-- BEGIN --

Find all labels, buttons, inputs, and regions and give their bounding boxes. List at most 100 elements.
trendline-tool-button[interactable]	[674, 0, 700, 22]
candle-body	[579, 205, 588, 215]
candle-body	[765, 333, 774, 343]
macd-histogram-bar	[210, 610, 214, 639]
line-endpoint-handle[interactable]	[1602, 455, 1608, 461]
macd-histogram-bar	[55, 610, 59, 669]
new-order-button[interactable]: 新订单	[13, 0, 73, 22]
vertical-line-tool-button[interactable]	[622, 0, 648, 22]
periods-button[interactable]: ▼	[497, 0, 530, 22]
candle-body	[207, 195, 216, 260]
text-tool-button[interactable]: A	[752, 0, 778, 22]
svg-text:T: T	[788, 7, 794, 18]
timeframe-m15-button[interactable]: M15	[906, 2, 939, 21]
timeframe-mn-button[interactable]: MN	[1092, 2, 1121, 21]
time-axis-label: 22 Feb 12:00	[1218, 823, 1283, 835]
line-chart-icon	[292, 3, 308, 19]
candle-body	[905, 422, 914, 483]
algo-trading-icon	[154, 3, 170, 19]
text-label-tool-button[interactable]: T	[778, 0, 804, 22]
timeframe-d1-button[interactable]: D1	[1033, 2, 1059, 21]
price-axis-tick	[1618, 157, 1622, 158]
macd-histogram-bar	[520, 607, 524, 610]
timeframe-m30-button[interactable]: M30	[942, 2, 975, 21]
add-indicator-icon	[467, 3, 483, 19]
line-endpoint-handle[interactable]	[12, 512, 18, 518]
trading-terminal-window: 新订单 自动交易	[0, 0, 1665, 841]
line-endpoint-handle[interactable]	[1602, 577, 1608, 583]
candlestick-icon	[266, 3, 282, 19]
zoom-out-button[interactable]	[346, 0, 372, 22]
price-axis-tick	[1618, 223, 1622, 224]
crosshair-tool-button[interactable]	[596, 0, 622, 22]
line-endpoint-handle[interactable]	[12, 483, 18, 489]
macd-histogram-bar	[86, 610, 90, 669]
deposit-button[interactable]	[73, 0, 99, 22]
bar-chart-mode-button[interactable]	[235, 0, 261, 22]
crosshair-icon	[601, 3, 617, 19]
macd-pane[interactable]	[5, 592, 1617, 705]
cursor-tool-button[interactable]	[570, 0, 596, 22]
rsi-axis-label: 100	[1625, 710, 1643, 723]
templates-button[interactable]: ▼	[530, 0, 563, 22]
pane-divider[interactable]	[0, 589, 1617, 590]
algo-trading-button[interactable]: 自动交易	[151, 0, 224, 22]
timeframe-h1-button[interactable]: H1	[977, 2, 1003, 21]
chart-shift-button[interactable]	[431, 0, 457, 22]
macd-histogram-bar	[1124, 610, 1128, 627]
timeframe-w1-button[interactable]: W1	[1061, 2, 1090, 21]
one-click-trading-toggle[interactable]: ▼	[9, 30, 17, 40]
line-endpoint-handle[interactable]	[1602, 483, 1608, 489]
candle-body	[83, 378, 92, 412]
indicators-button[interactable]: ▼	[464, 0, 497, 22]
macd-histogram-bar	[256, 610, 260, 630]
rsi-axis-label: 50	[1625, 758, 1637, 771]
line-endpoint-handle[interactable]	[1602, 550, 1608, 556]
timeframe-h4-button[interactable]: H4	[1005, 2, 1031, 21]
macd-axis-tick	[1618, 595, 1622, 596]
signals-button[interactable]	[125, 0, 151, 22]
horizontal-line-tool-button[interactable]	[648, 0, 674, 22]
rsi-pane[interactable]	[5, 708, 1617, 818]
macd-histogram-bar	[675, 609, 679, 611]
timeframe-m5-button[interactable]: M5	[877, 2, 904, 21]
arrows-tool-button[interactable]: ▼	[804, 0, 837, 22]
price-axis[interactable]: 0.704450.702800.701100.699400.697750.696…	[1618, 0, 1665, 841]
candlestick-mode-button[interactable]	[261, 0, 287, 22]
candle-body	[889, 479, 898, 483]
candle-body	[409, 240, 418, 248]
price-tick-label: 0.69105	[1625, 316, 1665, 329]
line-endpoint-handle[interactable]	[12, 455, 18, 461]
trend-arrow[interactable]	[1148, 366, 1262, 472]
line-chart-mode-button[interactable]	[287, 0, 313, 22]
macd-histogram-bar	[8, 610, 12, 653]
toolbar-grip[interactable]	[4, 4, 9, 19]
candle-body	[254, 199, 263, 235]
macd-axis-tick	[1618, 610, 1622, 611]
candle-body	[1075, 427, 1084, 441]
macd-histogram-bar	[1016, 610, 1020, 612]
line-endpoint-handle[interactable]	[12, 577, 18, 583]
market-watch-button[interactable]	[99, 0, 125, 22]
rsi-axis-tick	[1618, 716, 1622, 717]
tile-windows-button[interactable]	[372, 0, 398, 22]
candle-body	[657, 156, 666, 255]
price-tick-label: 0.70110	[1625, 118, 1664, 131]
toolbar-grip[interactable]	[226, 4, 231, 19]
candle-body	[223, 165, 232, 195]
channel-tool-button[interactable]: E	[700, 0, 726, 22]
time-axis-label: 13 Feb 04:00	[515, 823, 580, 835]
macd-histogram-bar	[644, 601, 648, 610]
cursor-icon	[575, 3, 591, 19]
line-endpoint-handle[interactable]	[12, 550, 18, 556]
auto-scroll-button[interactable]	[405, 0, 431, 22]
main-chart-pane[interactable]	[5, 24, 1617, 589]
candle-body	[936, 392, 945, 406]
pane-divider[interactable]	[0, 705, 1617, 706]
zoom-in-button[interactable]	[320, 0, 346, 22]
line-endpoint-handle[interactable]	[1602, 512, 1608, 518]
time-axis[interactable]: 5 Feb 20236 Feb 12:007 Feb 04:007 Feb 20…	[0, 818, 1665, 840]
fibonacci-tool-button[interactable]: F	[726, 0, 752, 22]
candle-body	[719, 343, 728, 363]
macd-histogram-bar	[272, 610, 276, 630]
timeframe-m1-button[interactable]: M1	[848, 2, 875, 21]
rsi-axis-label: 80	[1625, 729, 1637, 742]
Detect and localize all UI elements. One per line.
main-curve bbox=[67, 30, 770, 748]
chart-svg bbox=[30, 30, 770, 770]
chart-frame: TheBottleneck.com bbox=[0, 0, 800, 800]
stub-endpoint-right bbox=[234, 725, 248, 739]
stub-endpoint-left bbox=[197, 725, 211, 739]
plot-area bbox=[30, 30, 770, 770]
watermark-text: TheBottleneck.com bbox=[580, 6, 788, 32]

-- END --

• **GIVEN REQUEST**
Copy every line of the records above without changing anything.

• **EXERCISE RESPONSE**
Find all labels, buttons, inputs, and regions and give their bounding boxes. List at most 100 elements.
trendline-tool-button[interactable]	[674, 0, 700, 22]
candle-body	[579, 205, 588, 215]
candle-body	[765, 333, 774, 343]
macd-histogram-bar	[210, 610, 214, 639]
line-endpoint-handle[interactable]	[1602, 455, 1608, 461]
macd-histogram-bar	[55, 610, 59, 669]
new-order-button[interactable]: 新订单	[13, 0, 73, 22]
vertical-line-tool-button[interactable]	[622, 0, 648, 22]
periods-button[interactable]: ▼	[497, 0, 530, 22]
candle-body	[207, 195, 216, 260]
text-tool-button[interactable]: A	[752, 0, 778, 22]
svg-text:T: T	[788, 7, 794, 18]
timeframe-m15-button[interactable]: M15	[906, 2, 939, 21]
timeframe-mn-button[interactable]: MN	[1092, 2, 1121, 21]
time-axis-label: 22 Feb 12:00	[1218, 823, 1283, 835]
line-chart-icon	[292, 3, 308, 19]
candle-body	[905, 422, 914, 483]
algo-trading-icon	[154, 3, 170, 19]
text-label-tool-button[interactable]: T	[778, 0, 804, 22]
timeframe-d1-button[interactable]: D1	[1033, 2, 1059, 21]
price-axis-tick	[1618, 157, 1622, 158]
macd-histogram-bar	[520, 607, 524, 610]
timeframe-m30-button[interactable]: M30	[942, 2, 975, 21]
add-indicator-icon	[467, 3, 483, 19]
line-endpoint-handle[interactable]	[12, 512, 18, 518]
trading-terminal-window: 新订单 自动交易	[0, 0, 1665, 841]
line-endpoint-handle[interactable]	[1602, 577, 1608, 583]
candlestick-icon	[266, 3, 282, 19]
zoom-out-button[interactable]	[346, 0, 372, 22]
price-axis-tick	[1618, 223, 1622, 224]
crosshair-tool-button[interactable]	[596, 0, 622, 22]
line-endpoint-handle[interactable]	[12, 483, 18, 489]
macd-histogram-bar	[86, 610, 90, 669]
deposit-button[interactable]	[73, 0, 99, 22]
bar-chart-mode-button[interactable]	[235, 0, 261, 22]
crosshair-icon	[601, 3, 617, 19]
macd-pane[interactable]	[5, 592, 1617, 705]
cursor-tool-button[interactable]	[570, 0, 596, 22]
rsi-axis-label: 100	[1625, 710, 1643, 723]
templates-button[interactable]: ▼	[530, 0, 563, 22]
pane-divider[interactable]	[0, 589, 1617, 590]
algo-trading-button[interactable]: 自动交易	[151, 0, 224, 22]
timeframe-h1-button[interactable]: H1	[977, 2, 1003, 21]
chart-shift-button[interactable]	[431, 0, 457, 22]
macd-histogram-bar	[1124, 610, 1128, 627]
timeframe-w1-button[interactable]: W1	[1061, 2, 1090, 21]
one-click-trading-toggle[interactable]: ▼	[9, 30, 17, 40]
line-endpoint-handle[interactable]	[1602, 483, 1608, 489]
candle-body	[83, 378, 92, 412]
indicators-button[interactable]: ▼	[464, 0, 497, 22]
macd-histogram-bar	[256, 610, 260, 630]
rsi-axis-label: 50	[1625, 758, 1637, 771]
line-endpoint-handle[interactable]	[1602, 550, 1608, 556]
timeframe-h4-button[interactable]: H4	[1005, 2, 1031, 21]
macd-axis-tick	[1618, 595, 1622, 596]
signals-button[interactable]	[125, 0, 151, 22]
horizontal-line-tool-button[interactable]	[648, 0, 674, 22]
rsi-pane[interactable]	[5, 708, 1617, 818]
macd-histogram-bar	[675, 609, 679, 611]
timeframe-m5-button[interactable]: M5	[877, 2, 904, 21]
arrows-tool-button[interactable]: ▼	[804, 0, 837, 22]
price-axis[interactable]: 0.704450.702800.701100.699400.697750.696…	[1618, 0, 1665, 841]
candlestick-mode-button[interactable]	[261, 0, 287, 22]
candle-body	[889, 479, 898, 483]
candle-body	[409, 240, 418, 248]
price-tick-label: 0.69105	[1625, 316, 1665, 329]
line-endpoint-handle[interactable]	[12, 455, 18, 461]
trend-arrow[interactable]	[1148, 366, 1262, 472]
line-chart-mode-button[interactable]	[287, 0, 313, 22]
macd-histogram-bar	[8, 610, 12, 653]
toolbar-grip[interactable]	[4, 4, 9, 19]
candle-body	[254, 199, 263, 235]
macd-axis-tick	[1618, 610, 1622, 611]
candle-body	[1075, 427, 1084, 441]
macd-histogram-bar	[1016, 610, 1020, 612]
line-endpoint-handle[interactable]	[12, 577, 18, 583]
market-watch-button[interactable]	[99, 0, 125, 22]
rsi-axis-tick	[1618, 716, 1622, 717]
tile-windows-button[interactable]	[372, 0, 398, 22]
candle-body	[657, 156, 666, 255]
price-tick-label: 0.70110	[1625, 118, 1664, 131]
toolbar-grip[interactable]	[226, 4, 231, 19]
candle-body	[223, 165, 232, 195]
channel-tool-button[interactable]: E	[700, 0, 726, 22]
time-axis-label: 13 Feb 04:00	[515, 823, 580, 835]
macd-histogram-bar	[644, 601, 648, 610]
cursor-icon	[575, 3, 591, 19]
line-endpoint-handle[interactable]	[12, 550, 18, 556]
auto-scroll-button[interactable]	[405, 0, 431, 22]
main-chart-pane[interactable]	[5, 24, 1617, 589]
candle-body	[936, 392, 945, 406]
pane-divider[interactable]	[0, 705, 1617, 706]
zoom-in-button[interactable]	[320, 0, 346, 22]
line-endpoint-handle[interactable]	[1602, 512, 1608, 518]
time-axis[interactable]: 5 Feb 20236 Feb 12:007 Feb 04:007 Feb 20…	[0, 818, 1665, 840]
fibonacci-tool-button[interactable]: F	[726, 0, 752, 22]
candle-body	[719, 343, 728, 363]
macd-histogram-bar	[272, 610, 276, 630]
timeframe-m1-button[interactable]: M1	[848, 2, 875, 21]
rsi-axis-label: 80	[1625, 729, 1637, 742]
Detect and localize all UI elements. One per line.
main-curve bbox=[67, 30, 770, 748]
chart-svg bbox=[30, 30, 770, 770]
chart-frame: TheBottleneck.com bbox=[0, 0, 800, 800]
stub-endpoint-right bbox=[234, 725, 248, 739]
stub-endpoint-left bbox=[197, 725, 211, 739]
plot-area bbox=[30, 30, 770, 770]
watermark-text: TheBottleneck.com bbox=[580, 6, 788, 32]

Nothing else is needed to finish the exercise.